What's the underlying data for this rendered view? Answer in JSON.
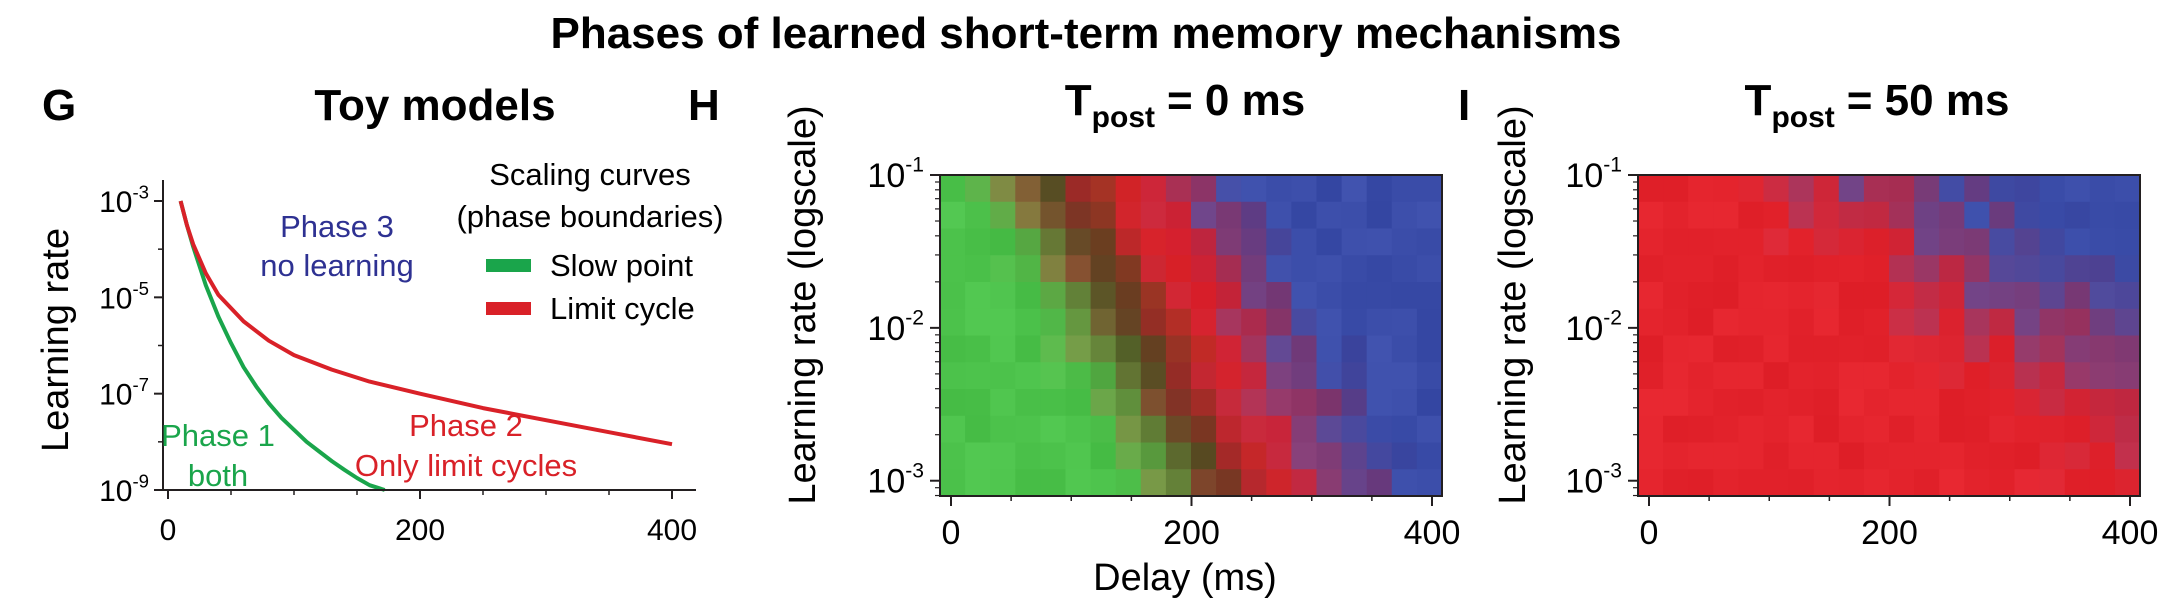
{
  "figure": {
    "title": "Phases of learned short-term memory mechanisms"
  },
  "chart_data": [
    {
      "panel": "G",
      "type": "line",
      "title": "Toy models",
      "xlabel": "",
      "ylabel": "Learning rate",
      "xlim": [
        0,
        400
      ],
      "ylim_log10": [
        -9,
        -2.5
      ],
      "yscale": "log",
      "x_ticks": [
        0,
        200,
        400
      ],
      "y_ticks": [
        {
          "mantissa": "10",
          "exp": "-3",
          "log10": -3
        },
        {
          "mantissa": "10",
          "exp": "-5",
          "log10": -5
        },
        {
          "mantissa": "10",
          "exp": "-7",
          "log10": -7
        },
        {
          "mantissa": "10",
          "exp": "-9",
          "log10": -9
        }
      ],
      "legend": {
        "title_line1": "Scaling curves",
        "title_line2": "(phase boundaries)",
        "placement": "top-right"
      },
      "series": [
        {
          "name": "Slow point",
          "color": "#1aa54b",
          "x": [
            10,
            15,
            20,
            25,
            30,
            40,
            50,
            60,
            70,
            80,
            90,
            100,
            110,
            120,
            130,
            140,
            150,
            160,
            172
          ],
          "log10_y": [
            -3.0,
            -3.5,
            -3.95,
            -4.35,
            -4.75,
            -5.4,
            -5.95,
            -6.45,
            -6.85,
            -7.2,
            -7.5,
            -7.75,
            -8.0,
            -8.2,
            -8.4,
            -8.58,
            -8.75,
            -8.9,
            -9.0
          ]
        },
        {
          "name": "Limit cycle",
          "color": "#d92128",
          "x": [
            10,
            15,
            20,
            30,
            40,
            60,
            80,
            100,
            130,
            160,
            200,
            250,
            300,
            350,
            400
          ],
          "log10_y": [
            -3.0,
            -3.5,
            -3.9,
            -4.5,
            -4.95,
            -5.5,
            -5.9,
            -6.2,
            -6.5,
            -6.75,
            -7.0,
            -7.3,
            -7.55,
            -7.8,
            -8.05
          ]
        }
      ],
      "annotations": [
        {
          "line1": "Phase 3",
          "line2": "no learning",
          "color": "#2e3192"
        },
        {
          "line1": "Phase 1",
          "line2": "both",
          "color": "#1aa54b"
        },
        {
          "line1": "Phase 2",
          "line2": "Only limit cycles",
          "color": "#d92128"
        }
      ]
    },
    {
      "panel": "H",
      "type": "heatmap",
      "title_main": "T",
      "title_sub": "post",
      "title_rest": "= 0 ms",
      "xlabel": "Delay (ms)",
      "ylabel": "Learning rate (logscale)",
      "xlim": [
        -10,
        410
      ],
      "ylim_log10": [
        -3.1,
        -1.0
      ],
      "x_ticks": [
        0,
        200,
        400
      ],
      "y_ticks": [
        {
          "mantissa": "10",
          "exp": "-1",
          "log10": -1
        },
        {
          "mantissa": "10",
          "exp": "-2",
          "log10": -2
        },
        {
          "mantissa": "10",
          "exp": "-3",
          "log10": -3
        }
      ],
      "grid": {
        "cols": 20,
        "rows": 12,
        "x_start": 0,
        "x_step": 20
      },
      "colormap": {
        "green": "#4cc24b",
        "red": "#e3232c",
        "blue": "#3a4ca8"
      },
      "boundaries": {
        "green_red_x_low_lr": 230,
        "green_red_x_high_lr": 85,
        "red_blue_x_low_lr": 320,
        "red_blue_x_high_lr": 190
      }
    },
    {
      "panel": "I",
      "type": "heatmap",
      "title_main": "T",
      "title_sub": "post",
      "title_rest": "= 50 ms",
      "xlabel": "",
      "ylabel": "Learning rate (logscale)",
      "xlim": [
        -10,
        410
      ],
      "ylim_log10": [
        -3.1,
        -1.0
      ],
      "x_ticks": [
        0,
        200,
        400
      ],
      "y_ticks": [
        {
          "mantissa": "10",
          "exp": "-1",
          "log10": -1
        },
        {
          "mantissa": "10",
          "exp": "-2",
          "log10": -2
        },
        {
          "mantissa": "10",
          "exp": "-3",
          "log10": -3
        }
      ],
      "grid": {
        "cols": 20,
        "rows": 12,
        "x_start": 0,
        "x_step": 20
      },
      "colormap": {
        "green": "#4cc24b",
        "red": "#e3232c",
        "blue": "#3a4ca8"
      },
      "boundaries": {
        "red_blue_x_low_lr": 430,
        "red_blue_x_high_lr": 150
      }
    }
  ]
}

____

▶ _TASK INSTRUCTIONS_: The data above should be repeated exactly, minus any pictures.

▶ _COMPLETED TASK_:
What's the underlying data for this rendered view? Answer in JSON.
{
  "figure": {
    "title": "Phases of learned short-term memory mechanisms"
  },
  "chart_data": [
    {
      "panel": "G",
      "type": "line",
      "title": "Toy models",
      "xlabel": "",
      "ylabel": "Learning rate",
      "xlim": [
        0,
        400
      ],
      "ylim_log10": [
        -9,
        -2.5
      ],
      "yscale": "log",
      "x_ticks": [
        0,
        200,
        400
      ],
      "y_ticks": [
        {
          "mantissa": "10",
          "exp": "-3",
          "log10": -3
        },
        {
          "mantissa": "10",
          "exp": "-5",
          "log10": -5
        },
        {
          "mantissa": "10",
          "exp": "-7",
          "log10": -7
        },
        {
          "mantissa": "10",
          "exp": "-9",
          "log10": -9
        }
      ],
      "legend": {
        "title_line1": "Scaling curves",
        "title_line2": "(phase boundaries)",
        "placement": "top-right"
      },
      "series": [
        {
          "name": "Slow point",
          "color": "#1aa54b",
          "x": [
            10,
            15,
            20,
            25,
            30,
            40,
            50,
            60,
            70,
            80,
            90,
            100,
            110,
            120,
            130,
            140,
            150,
            160,
            172
          ],
          "log10_y": [
            -3.0,
            -3.5,
            -3.95,
            -4.35,
            -4.75,
            -5.4,
            -5.95,
            -6.45,
            -6.85,
            -7.2,
            -7.5,
            -7.75,
            -8.0,
            -8.2,
            -8.4,
            -8.58,
            -8.75,
            -8.9,
            -9.0
          ]
        },
        {
          "name": "Limit cycle",
          "color": "#d92128",
          "x": [
            10,
            15,
            20,
            30,
            40,
            60,
            80,
            100,
            130,
            160,
            200,
            250,
            300,
            350,
            400
          ],
          "log10_y": [
            -3.0,
            -3.5,
            -3.9,
            -4.5,
            -4.95,
            -5.5,
            -5.9,
            -6.2,
            -6.5,
            -6.75,
            -7.0,
            -7.3,
            -7.55,
            -7.8,
            -8.05
          ]
        }
      ],
      "annotations": [
        {
          "line1": "Phase 3",
          "line2": "no learning",
          "color": "#2e3192"
        },
        {
          "line1": "Phase 1",
          "line2": "both",
          "color": "#1aa54b"
        },
        {
          "line1": "Phase 2",
          "line2": "Only limit cycles",
          "color": "#d92128"
        }
      ]
    },
    {
      "panel": "H",
      "type": "heatmap",
      "title_main": "T",
      "title_sub": "post",
      "title_rest": "= 0 ms",
      "xlabel": "Delay (ms)",
      "ylabel": "Learning rate (logscale)",
      "xlim": [
        -10,
        410
      ],
      "ylim_log10": [
        -3.1,
        -1.0
      ],
      "x_ticks": [
        0,
        200,
        400
      ],
      "y_ticks": [
        {
          "mantissa": "10",
          "exp": "-1",
          "log10": -1
        },
        {
          "mantissa": "10",
          "exp": "-2",
          "log10": -2
        },
        {
          "mantissa": "10",
          "exp": "-3",
          "log10": -3
        }
      ],
      "grid": {
        "cols": 20,
        "rows": 12,
        "x_start": 0,
        "x_step": 20
      },
      "colormap": {
        "green": "#4cc24b",
        "red": "#e3232c",
        "blue": "#3a4ca8"
      },
      "boundaries": {
        "green_red_x_low_lr": 230,
        "green_red_x_high_lr": 85,
        "red_blue_x_low_lr": 320,
        "red_blue_x_high_lr": 190
      }
    },
    {
      "panel": "I",
      "type": "heatmap",
      "title_main": "T",
      "title_sub": "post",
      "title_rest": "= 50 ms",
      "xlabel": "",
      "ylabel": "Learning rate (logscale)",
      "xlim": [
        -10,
        410
      ],
      "ylim_log10": [
        -3.1,
        -1.0
      ],
      "x_ticks": [
        0,
        200,
        400
      ],
      "y_ticks": [
        {
          "mantissa": "10",
          "exp": "-1",
          "log10": -1
        },
        {
          "mantissa": "10",
          "exp": "-2",
          "log10": -2
        },
        {
          "mantissa": "10",
          "exp": "-3",
          "log10": -3
        }
      ],
      "grid": {
        "cols": 20,
        "rows": 12,
        "x_start": 0,
        "x_step": 20
      },
      "colormap": {
        "green": "#4cc24b",
        "red": "#e3232c",
        "blue": "#3a4ca8"
      },
      "boundaries": {
        "red_blue_x_low_lr": 430,
        "red_blue_x_high_lr": 150
      }
    }
  ]
}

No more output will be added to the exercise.